**Written exercise:** Look through the listing below and work out how many of its lines hold the word "Dusky". Give only the number.

[Items from a data source]
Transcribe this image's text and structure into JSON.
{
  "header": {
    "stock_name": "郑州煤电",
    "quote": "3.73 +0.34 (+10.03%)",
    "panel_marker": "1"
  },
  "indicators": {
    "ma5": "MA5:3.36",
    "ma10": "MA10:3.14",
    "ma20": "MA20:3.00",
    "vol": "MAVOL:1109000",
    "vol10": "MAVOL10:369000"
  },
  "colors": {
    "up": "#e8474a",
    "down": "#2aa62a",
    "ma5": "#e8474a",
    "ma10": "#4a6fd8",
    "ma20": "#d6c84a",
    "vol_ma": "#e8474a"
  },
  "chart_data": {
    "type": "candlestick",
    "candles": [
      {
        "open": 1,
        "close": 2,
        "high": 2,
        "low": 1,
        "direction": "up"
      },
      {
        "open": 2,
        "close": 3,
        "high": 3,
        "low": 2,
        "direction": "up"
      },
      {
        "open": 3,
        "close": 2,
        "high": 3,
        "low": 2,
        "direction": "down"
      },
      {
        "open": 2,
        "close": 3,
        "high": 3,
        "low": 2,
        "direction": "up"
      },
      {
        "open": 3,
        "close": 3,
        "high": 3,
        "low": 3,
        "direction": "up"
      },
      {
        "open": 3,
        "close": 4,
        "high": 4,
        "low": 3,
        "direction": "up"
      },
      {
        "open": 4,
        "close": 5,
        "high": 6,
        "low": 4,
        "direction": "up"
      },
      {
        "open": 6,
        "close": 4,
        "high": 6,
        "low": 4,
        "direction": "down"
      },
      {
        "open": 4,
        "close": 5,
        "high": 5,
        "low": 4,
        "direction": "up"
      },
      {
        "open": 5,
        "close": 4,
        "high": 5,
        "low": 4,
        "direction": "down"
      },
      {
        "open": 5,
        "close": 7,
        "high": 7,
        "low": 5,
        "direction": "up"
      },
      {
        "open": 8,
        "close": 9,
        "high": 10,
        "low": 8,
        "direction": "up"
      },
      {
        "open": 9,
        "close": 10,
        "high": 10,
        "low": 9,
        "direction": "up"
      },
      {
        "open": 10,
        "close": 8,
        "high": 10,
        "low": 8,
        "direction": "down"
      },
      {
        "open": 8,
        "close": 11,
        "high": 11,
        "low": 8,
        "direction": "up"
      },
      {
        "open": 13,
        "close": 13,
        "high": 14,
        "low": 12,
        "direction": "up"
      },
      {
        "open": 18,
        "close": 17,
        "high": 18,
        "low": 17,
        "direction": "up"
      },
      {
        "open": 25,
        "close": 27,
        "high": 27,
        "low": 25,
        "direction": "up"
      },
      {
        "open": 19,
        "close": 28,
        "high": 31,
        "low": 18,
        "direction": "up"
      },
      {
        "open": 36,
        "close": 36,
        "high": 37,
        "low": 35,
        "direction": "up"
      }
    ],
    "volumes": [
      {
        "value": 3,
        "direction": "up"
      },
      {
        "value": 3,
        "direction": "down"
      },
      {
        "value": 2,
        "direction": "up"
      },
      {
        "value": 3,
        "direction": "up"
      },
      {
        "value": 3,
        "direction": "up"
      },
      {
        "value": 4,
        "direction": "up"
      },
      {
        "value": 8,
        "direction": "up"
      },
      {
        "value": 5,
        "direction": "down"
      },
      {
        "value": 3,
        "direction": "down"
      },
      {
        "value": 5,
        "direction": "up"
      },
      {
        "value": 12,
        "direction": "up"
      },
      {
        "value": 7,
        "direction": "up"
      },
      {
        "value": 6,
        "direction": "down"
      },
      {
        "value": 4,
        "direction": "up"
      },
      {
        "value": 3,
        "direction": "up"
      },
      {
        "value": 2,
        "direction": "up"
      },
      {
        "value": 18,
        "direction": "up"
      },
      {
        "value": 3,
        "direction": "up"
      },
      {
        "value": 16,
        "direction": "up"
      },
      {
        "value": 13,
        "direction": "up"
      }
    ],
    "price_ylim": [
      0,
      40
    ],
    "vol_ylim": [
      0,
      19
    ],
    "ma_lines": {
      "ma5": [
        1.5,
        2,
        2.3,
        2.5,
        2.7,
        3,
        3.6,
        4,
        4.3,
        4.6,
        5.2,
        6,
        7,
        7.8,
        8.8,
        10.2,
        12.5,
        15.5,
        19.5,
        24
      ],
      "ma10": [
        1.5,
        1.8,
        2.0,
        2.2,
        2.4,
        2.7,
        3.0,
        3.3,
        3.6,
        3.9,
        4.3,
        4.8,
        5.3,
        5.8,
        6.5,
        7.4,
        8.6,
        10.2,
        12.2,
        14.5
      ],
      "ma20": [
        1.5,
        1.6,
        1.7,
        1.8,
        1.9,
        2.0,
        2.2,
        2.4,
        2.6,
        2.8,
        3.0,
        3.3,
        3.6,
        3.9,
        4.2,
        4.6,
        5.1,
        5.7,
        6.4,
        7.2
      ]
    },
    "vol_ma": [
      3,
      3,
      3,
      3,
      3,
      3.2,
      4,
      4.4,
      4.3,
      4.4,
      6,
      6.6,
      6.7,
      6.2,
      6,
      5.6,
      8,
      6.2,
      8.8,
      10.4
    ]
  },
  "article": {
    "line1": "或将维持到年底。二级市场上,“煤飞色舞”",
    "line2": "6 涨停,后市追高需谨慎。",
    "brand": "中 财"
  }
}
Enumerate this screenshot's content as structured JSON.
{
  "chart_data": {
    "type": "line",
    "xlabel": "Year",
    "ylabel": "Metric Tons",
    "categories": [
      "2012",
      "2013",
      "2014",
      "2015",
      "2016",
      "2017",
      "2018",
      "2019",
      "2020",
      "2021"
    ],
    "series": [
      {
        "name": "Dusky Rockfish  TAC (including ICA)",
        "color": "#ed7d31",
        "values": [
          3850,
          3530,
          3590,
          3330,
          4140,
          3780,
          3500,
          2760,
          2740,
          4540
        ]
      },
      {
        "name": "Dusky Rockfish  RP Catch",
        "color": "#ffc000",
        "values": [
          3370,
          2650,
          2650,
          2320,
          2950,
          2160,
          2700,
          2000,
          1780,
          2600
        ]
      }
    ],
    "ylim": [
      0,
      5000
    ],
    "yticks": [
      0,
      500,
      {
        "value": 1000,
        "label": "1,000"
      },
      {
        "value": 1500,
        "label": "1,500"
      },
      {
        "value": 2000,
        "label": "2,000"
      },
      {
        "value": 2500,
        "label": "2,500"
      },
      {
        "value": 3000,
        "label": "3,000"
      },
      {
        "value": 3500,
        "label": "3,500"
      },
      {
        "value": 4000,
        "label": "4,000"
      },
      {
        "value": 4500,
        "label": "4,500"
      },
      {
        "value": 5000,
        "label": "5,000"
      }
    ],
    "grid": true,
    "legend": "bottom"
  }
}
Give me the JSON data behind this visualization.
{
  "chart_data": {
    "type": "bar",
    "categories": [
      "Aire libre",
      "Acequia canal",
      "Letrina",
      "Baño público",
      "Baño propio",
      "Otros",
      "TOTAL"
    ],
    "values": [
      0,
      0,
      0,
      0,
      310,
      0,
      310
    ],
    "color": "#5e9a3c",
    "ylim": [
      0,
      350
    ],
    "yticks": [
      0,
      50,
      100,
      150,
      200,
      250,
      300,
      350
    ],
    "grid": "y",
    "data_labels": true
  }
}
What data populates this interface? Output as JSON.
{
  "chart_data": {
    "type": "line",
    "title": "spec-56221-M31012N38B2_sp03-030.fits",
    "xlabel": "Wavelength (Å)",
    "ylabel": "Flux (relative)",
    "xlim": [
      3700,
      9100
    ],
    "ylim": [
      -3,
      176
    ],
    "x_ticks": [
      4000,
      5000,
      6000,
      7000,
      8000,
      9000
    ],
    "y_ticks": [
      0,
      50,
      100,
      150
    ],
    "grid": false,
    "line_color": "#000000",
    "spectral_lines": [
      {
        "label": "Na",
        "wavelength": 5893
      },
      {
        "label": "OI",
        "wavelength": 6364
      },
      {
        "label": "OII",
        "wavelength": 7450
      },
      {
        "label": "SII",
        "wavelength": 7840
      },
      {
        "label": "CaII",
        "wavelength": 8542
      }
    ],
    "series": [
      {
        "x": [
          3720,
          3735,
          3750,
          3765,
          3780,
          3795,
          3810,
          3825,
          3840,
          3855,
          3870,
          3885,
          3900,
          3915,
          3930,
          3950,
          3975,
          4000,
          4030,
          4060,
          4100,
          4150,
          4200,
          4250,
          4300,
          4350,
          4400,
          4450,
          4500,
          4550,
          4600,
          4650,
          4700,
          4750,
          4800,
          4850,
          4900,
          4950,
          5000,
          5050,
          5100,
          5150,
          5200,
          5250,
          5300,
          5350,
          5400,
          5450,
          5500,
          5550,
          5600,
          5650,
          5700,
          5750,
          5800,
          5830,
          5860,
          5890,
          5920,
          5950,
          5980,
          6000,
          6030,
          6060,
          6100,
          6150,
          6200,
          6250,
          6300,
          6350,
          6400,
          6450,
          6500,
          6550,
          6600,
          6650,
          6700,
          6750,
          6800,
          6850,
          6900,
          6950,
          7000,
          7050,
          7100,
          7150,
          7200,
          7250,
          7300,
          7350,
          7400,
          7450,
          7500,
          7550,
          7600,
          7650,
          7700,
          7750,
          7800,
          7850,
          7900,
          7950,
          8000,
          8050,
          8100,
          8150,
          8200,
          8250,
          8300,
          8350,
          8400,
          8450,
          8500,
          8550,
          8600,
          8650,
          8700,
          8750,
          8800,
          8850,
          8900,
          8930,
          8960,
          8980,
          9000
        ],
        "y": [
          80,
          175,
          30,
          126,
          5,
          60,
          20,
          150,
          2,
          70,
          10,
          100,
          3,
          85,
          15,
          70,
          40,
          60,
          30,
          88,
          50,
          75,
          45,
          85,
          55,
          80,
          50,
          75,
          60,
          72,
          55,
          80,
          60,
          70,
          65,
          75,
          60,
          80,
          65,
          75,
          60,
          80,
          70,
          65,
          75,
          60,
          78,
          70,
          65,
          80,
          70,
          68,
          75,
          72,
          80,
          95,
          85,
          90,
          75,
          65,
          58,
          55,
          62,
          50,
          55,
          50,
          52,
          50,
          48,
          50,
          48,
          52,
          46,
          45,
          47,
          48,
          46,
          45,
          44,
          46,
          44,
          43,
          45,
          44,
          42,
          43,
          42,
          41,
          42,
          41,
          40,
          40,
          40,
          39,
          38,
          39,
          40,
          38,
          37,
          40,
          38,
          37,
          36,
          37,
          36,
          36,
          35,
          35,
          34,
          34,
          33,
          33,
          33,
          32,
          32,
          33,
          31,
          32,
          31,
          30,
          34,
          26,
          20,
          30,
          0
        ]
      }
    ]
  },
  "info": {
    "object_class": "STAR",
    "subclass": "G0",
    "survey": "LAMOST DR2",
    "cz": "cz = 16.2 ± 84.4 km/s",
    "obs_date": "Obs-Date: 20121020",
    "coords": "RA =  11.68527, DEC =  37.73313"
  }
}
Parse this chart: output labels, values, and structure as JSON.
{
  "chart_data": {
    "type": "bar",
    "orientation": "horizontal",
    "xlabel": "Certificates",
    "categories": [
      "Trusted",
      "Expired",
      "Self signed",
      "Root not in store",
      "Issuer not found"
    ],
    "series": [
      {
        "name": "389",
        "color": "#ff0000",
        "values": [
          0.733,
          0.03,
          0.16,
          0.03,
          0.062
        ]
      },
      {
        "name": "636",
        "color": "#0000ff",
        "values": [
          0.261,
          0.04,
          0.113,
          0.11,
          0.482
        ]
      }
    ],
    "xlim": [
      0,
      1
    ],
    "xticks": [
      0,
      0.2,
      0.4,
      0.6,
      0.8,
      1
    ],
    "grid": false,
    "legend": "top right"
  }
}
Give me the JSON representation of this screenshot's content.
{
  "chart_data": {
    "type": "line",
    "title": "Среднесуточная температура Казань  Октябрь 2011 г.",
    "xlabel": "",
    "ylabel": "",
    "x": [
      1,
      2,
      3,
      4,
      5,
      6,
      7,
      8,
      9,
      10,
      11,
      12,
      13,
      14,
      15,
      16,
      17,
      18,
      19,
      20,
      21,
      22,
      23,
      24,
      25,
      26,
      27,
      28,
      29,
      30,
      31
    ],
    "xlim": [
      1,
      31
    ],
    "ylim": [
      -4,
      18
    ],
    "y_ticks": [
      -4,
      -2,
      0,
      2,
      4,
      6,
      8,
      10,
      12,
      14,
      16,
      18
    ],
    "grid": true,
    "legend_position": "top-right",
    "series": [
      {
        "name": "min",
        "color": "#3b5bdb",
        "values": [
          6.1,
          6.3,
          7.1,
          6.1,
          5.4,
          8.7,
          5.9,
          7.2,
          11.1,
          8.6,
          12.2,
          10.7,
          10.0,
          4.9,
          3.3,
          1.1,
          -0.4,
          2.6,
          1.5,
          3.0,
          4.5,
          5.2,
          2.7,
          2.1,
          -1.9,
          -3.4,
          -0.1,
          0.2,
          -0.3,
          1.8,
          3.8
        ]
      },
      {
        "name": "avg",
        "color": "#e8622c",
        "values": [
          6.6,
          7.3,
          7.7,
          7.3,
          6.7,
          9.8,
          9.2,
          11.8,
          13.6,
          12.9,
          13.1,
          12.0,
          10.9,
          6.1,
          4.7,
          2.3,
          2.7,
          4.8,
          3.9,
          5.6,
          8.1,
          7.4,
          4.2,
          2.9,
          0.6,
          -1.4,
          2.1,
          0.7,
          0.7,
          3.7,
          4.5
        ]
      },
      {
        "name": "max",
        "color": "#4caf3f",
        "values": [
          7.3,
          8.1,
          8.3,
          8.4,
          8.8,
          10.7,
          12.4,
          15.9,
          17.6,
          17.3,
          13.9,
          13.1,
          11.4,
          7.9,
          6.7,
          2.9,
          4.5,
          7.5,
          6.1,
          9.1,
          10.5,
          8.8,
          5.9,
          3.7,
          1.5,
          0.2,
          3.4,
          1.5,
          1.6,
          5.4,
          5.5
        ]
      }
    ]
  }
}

**Expected answer:** 2